----- Dataset entries
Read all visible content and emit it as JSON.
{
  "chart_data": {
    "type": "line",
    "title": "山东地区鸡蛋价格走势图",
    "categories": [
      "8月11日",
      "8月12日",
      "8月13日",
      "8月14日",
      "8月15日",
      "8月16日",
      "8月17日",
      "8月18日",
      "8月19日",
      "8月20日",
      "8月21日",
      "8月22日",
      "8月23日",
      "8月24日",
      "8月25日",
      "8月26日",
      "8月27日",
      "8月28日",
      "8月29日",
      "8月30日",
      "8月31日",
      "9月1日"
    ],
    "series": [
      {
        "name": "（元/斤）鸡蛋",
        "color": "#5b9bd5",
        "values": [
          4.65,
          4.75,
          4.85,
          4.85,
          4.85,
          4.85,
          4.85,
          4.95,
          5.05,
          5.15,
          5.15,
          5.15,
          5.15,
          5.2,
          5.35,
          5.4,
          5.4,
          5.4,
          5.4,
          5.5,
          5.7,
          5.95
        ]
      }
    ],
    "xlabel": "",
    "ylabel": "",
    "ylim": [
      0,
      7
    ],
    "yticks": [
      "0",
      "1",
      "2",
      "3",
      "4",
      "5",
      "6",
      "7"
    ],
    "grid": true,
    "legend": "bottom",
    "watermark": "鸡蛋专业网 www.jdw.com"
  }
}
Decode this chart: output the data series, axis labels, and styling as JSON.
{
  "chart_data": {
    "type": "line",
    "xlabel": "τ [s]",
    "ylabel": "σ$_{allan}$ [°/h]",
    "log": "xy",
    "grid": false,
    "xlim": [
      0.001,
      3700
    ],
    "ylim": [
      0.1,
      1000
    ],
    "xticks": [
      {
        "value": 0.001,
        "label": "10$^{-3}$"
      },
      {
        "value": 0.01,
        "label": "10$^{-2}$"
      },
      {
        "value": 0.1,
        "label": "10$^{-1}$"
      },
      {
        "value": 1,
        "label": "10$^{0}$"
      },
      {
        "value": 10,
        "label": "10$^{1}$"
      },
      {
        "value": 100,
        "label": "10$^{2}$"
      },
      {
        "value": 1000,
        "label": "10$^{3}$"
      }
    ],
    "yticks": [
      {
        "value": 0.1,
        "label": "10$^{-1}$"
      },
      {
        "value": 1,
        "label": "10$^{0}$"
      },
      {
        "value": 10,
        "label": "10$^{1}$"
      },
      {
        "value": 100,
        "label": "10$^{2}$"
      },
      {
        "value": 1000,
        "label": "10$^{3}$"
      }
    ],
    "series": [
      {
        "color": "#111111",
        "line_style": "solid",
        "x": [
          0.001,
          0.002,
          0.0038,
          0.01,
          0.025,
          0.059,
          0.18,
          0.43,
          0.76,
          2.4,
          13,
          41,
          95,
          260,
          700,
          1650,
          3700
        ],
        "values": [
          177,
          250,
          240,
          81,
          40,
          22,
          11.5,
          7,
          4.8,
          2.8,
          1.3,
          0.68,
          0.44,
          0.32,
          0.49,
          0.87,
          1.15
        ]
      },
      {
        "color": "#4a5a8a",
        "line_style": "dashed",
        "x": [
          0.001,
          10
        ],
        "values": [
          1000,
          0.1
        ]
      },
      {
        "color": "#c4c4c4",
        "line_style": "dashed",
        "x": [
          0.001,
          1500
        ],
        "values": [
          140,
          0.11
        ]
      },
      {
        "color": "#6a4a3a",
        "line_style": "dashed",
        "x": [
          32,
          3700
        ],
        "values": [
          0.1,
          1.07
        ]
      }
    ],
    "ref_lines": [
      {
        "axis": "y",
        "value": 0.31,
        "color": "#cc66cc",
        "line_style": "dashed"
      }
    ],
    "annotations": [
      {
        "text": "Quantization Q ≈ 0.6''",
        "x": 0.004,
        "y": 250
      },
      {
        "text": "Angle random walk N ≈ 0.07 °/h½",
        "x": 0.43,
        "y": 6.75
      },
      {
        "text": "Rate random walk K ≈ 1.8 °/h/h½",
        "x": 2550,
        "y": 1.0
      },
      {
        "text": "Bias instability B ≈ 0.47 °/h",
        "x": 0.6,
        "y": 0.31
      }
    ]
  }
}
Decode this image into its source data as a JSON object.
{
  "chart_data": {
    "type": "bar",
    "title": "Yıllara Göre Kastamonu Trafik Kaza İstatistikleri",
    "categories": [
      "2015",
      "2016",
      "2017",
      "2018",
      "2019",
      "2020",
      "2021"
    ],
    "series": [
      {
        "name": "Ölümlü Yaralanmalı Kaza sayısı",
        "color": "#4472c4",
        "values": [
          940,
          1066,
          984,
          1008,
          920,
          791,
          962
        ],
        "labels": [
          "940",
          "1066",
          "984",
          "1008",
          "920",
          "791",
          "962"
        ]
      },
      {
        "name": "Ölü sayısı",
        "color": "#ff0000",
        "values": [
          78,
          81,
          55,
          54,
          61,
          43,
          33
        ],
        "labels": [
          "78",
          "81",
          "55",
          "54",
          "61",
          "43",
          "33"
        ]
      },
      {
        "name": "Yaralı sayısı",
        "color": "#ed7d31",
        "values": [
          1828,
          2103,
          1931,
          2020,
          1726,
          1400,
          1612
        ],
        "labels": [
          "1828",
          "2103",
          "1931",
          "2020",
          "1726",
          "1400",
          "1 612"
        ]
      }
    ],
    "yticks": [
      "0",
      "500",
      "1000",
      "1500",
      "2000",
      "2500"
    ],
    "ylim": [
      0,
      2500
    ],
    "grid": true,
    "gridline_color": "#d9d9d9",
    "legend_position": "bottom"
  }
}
----------
◆ Written task ◆
Work out the number of lines above that include the string "sayısı" and write only that number.

◆ Written solution ◆
3